[Stored data entries]
****
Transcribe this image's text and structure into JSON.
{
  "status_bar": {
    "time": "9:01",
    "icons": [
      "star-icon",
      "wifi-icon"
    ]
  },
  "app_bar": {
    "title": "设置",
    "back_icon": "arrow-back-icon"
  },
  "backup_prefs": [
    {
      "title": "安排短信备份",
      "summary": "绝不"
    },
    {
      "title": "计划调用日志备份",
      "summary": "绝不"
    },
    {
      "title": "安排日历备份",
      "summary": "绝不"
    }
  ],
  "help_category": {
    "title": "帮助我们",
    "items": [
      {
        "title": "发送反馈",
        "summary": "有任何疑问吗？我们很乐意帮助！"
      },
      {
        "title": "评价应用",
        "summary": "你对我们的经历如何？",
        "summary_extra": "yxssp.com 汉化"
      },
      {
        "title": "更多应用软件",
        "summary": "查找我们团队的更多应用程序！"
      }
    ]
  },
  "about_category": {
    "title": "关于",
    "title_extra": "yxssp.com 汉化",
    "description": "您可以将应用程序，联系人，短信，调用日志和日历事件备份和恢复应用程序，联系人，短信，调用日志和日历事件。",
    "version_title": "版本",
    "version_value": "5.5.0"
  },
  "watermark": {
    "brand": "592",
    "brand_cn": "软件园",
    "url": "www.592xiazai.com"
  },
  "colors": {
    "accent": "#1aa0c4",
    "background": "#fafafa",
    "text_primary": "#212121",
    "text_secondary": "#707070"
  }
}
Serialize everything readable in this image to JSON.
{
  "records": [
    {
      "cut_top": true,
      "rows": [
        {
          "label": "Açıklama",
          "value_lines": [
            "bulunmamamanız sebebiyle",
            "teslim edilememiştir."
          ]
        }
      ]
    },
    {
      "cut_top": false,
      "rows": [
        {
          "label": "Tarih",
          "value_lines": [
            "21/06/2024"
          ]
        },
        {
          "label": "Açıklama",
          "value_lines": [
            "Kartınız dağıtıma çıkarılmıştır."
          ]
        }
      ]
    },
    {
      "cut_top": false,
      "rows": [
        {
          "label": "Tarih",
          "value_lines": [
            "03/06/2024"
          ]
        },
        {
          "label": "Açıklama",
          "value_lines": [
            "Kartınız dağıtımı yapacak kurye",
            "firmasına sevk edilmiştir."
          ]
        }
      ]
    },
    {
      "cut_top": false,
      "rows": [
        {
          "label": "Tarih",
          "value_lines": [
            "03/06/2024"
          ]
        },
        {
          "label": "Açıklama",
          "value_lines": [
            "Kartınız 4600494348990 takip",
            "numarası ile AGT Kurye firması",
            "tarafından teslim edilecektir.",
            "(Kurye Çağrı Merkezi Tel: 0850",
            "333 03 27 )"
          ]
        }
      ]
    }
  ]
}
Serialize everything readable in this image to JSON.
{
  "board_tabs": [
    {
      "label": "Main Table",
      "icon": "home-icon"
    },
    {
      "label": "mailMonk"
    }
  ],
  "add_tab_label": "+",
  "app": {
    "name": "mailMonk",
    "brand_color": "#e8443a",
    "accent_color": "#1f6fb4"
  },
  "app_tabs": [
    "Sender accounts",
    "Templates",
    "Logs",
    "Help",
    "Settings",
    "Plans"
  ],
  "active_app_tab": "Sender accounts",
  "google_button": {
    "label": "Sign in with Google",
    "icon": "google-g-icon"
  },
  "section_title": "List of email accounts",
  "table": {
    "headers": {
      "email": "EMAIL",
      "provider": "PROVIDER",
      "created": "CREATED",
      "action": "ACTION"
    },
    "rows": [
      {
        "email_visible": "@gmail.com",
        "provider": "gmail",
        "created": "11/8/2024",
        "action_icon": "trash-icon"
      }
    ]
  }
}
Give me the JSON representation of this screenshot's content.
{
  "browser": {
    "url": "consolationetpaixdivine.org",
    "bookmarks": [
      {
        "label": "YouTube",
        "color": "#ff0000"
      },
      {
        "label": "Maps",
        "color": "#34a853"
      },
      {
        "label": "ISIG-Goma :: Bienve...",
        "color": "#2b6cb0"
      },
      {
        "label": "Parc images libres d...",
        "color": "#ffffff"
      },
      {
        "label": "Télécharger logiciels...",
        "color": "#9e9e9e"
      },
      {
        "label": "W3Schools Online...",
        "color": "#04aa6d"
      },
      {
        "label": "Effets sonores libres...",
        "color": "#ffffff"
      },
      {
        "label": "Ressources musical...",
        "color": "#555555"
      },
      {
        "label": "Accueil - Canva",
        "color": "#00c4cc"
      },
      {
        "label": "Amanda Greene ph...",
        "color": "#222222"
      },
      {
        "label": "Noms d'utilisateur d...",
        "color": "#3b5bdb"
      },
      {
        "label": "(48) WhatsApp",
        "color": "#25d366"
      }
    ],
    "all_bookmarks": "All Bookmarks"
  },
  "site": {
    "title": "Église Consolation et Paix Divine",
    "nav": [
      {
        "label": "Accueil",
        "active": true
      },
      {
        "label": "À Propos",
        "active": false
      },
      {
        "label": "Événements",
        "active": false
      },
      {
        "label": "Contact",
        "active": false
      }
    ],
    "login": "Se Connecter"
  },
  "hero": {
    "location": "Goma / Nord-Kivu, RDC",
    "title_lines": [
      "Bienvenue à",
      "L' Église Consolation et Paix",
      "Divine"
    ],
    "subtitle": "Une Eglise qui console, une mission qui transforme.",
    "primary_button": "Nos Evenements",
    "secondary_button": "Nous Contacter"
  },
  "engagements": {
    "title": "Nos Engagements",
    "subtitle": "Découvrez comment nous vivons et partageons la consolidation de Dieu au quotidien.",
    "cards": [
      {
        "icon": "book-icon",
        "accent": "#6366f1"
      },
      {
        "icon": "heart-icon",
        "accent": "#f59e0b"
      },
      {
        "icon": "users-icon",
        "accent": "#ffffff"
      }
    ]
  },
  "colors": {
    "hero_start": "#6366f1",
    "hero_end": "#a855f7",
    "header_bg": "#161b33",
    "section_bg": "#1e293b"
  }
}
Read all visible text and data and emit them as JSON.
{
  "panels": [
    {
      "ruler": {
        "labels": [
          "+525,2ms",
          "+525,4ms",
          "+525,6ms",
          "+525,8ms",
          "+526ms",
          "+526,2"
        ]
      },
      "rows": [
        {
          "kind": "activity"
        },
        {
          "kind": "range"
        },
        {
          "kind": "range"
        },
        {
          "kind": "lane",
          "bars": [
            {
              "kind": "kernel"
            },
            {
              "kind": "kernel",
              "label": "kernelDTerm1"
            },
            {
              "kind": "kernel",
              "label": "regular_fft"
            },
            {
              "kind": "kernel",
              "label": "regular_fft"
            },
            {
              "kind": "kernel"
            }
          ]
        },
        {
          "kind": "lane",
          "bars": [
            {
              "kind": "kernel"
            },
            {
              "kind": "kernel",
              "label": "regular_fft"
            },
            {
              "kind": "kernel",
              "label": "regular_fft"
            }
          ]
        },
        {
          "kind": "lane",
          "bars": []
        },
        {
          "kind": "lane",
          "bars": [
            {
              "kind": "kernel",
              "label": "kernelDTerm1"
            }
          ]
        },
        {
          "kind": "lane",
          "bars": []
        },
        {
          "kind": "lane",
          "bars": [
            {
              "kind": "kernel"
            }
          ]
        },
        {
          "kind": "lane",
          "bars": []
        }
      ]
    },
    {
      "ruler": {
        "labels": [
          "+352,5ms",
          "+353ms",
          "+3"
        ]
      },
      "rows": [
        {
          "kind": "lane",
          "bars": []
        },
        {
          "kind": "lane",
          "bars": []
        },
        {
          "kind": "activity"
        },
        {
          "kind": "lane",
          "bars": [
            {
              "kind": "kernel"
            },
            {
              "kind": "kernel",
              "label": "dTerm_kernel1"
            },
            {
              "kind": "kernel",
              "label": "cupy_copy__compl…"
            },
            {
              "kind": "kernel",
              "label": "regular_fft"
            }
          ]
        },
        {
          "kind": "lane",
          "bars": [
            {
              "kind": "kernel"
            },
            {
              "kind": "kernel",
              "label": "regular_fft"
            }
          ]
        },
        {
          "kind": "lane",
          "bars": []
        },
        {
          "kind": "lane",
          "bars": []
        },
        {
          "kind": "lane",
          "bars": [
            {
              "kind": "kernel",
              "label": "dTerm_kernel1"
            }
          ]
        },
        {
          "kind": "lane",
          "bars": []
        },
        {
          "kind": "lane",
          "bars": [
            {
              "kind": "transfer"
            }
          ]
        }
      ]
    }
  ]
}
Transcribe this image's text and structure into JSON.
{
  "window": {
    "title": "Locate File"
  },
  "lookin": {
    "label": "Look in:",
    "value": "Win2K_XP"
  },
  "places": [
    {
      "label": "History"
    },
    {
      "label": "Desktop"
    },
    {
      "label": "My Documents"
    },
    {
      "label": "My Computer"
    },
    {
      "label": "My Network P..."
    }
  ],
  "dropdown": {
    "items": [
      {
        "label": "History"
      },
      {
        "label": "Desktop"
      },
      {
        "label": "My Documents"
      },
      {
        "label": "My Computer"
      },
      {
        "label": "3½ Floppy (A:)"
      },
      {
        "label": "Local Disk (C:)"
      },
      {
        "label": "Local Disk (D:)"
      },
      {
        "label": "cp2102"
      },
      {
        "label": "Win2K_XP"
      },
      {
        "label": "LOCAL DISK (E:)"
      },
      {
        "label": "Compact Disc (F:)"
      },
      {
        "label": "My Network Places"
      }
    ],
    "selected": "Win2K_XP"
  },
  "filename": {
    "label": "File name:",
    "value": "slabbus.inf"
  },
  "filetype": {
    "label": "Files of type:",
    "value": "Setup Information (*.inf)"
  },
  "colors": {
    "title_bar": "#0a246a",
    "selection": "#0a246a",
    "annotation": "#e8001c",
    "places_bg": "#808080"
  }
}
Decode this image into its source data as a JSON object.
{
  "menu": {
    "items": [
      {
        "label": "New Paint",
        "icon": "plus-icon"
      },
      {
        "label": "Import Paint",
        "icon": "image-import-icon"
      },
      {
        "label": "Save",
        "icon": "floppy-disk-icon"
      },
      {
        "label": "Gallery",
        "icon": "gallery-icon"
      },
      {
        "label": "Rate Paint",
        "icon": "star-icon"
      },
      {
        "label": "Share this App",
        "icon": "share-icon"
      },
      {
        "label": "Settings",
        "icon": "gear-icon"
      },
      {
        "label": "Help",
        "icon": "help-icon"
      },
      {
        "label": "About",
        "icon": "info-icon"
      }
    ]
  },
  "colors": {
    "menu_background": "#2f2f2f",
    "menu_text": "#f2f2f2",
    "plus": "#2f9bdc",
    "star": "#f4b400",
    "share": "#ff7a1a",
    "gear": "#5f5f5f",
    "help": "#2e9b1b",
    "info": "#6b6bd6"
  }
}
****
[Task]: State the number of lines in these entries that include the string "gmail". Provide nothing beyond that number.

[Solution to this exercise]: 2